═════ INPUT ROWS ═════

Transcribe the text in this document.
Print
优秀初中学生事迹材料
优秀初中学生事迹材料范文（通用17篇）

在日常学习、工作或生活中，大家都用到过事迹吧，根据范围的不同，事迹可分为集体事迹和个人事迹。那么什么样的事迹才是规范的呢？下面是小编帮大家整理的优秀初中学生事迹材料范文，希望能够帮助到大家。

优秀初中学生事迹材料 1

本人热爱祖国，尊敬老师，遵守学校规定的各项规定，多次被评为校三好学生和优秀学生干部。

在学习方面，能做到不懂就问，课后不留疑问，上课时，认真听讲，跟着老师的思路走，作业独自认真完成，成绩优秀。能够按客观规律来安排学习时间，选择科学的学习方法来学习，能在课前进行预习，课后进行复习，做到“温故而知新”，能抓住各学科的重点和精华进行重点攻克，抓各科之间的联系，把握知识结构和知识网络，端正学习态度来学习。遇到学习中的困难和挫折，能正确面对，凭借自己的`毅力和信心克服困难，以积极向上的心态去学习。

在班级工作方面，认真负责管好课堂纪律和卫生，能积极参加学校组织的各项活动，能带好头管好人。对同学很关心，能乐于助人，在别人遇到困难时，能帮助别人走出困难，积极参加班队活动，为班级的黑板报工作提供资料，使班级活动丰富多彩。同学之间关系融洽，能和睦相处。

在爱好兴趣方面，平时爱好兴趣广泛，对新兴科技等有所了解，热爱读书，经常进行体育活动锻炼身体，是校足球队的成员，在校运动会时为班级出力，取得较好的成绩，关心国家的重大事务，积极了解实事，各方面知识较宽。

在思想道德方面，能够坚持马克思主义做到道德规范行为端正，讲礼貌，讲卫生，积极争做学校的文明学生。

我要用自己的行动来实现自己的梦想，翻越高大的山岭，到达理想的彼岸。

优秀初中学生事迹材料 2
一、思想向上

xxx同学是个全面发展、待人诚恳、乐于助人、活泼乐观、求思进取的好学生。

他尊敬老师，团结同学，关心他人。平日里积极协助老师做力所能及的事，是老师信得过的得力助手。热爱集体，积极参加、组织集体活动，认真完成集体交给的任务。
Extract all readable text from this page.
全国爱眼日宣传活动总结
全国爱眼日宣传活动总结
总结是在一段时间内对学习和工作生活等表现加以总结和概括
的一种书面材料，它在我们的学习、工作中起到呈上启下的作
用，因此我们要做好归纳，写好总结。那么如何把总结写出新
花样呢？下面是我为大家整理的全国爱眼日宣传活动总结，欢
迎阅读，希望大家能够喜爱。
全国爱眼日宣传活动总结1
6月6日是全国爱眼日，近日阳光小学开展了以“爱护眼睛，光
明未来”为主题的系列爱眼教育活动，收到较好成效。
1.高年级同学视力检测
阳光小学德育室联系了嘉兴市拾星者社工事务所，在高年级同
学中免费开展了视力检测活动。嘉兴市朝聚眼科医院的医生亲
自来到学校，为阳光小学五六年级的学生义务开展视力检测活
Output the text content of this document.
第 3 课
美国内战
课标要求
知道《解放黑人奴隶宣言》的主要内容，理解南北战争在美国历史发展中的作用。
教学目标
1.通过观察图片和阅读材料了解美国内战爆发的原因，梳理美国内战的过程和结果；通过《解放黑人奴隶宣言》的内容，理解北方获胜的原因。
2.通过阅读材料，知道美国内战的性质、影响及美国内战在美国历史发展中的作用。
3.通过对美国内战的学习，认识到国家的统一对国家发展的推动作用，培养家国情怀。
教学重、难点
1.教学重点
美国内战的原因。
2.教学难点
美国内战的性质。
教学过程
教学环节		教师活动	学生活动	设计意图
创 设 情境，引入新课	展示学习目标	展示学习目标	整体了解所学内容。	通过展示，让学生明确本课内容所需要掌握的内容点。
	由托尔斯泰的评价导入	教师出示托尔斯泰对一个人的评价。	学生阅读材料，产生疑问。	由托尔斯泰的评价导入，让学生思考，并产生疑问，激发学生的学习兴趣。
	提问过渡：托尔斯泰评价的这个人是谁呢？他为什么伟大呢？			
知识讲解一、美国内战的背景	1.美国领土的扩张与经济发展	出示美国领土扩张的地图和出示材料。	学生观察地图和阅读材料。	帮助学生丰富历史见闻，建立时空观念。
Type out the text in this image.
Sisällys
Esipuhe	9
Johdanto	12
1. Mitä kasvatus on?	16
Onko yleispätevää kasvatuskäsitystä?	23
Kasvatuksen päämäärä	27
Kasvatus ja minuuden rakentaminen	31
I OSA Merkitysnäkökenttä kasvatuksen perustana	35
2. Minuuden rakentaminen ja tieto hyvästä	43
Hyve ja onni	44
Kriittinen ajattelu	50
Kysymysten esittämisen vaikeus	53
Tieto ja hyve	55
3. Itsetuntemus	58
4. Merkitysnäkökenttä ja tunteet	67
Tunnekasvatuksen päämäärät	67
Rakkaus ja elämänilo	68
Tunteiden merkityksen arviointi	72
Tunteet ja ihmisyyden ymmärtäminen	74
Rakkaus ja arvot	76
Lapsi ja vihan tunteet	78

═════

**DIRECTION:**
Repeat only the stretch of lines starting at the one containing "Type out the text in this image." and running to the final line of the entries above.

**EXERCISE OUTPUT:**
Type out the text in this image.
Sisällys
Esipuhe	9
Johdanto	12
1. Mitä kasvatus on?	16
Onko yleispätevää kasvatuskäsitystä?	23
Kasvatuksen päämäärä	27
Kasvatus ja minuuden rakentaminen	31
I OSA Merkitysnäkökenttä kasvatuksen perustana	35
2. Minuuden rakentaminen ja tieto hyvästä	43
Hyve ja onni	44
Kriittinen ajattelu	50
Kysymysten esittämisen vaikeus	53
Tieto ja hyve	55
3. Itsetuntemus	58
4. Merkitysnäkökenttä ja tunteet	67
Tunnekasvatuksen päämäärät	67
Rakkaus ja elämänilo	68
Tunteiden merkityksen arviointi	72
Tunteet ja ihmisyyden ymmärtäminen	74
Rakkaus ja arvot	76
Lapsi ja vihan tunteet	78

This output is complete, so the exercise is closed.